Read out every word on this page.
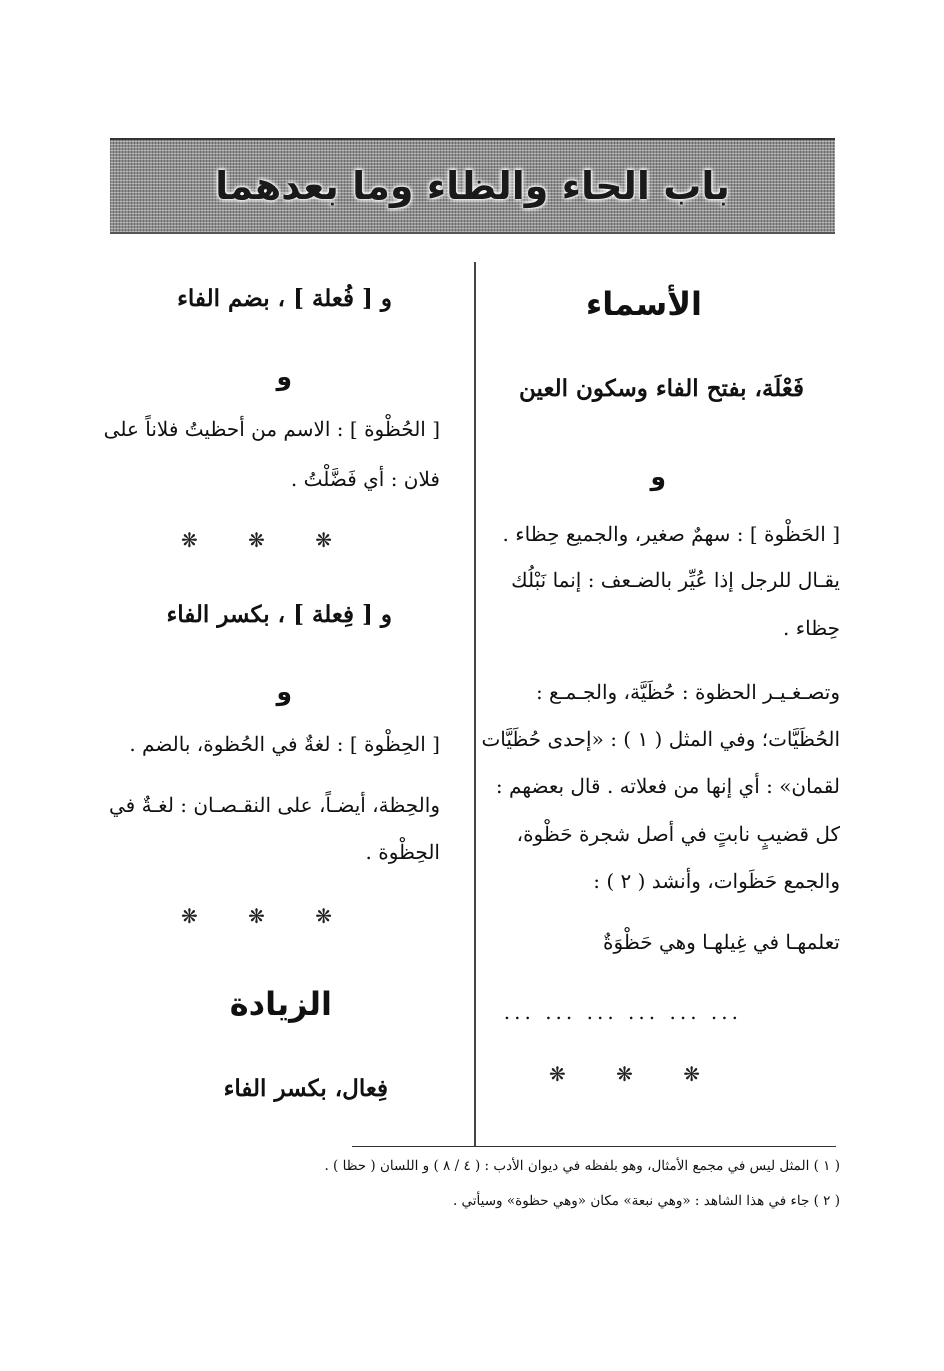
باب الحاء والظاء وما بعدهما
الأسماء
فَعْلَة، بفتح الفاء وسكون العين
و
[ الحَظْوة ] : سهمٌ صغير، والجميع حِظاء .
يقـال للرجل إذا عُيِّر بالضـعف : إنما نَبْلُك
حِظاء .
وتصـغـيـر الحظوة : حُظَيَّة، والجـمـع :
الحُظَيَّات؛ وفي المثل ( ١ ) : «إحدى حُظَيَّات
لقمان» : أي إنها من فعلاته . قال بعضهم :
كل قضيبٍ نابتٍ في أصل شجرة حَظْوة،
والجمع حَظَوات، وأنشد ( ٢ ) :
تعلمهـا في غِيلهـا وهي حَظْوَةٌ
... ... ... ... ... ...
❋ ❋ ❋
و [ فُعلة ] ، بضم الفاء
و
[ الحُظْوة ] : الاسم من أحظيتُ فلاناً على
فلان : أي فَضَّلْتُ .
❋ ❋ ❋
و [ فِعلة ] ، بكسر الفاء
و
[ الحِظْوة ] : لغةٌ في الحُظوة، بالضم .
والحِظة، أيضـاً، على النقـصـان : لغـةٌ في
الحِظْوة .
❋ ❋ ❋
الزيادة
فِعال، بكسر الفاء
( ١ ) المثل ليس في مجمع الأمثال، وهو بلفظه في ديوان الأدب : ( ٤ / ٨ ) و اللسان ( حظا ) .
( ٢ ) جاء في هذا الشاهد : «وهي نبعة» مكان «وهي حظوة» وسيأتي .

:: Short task ::
Say how many lines in the records hold "الفاء", with the number as the whole reply.

:: Result of this task ::
4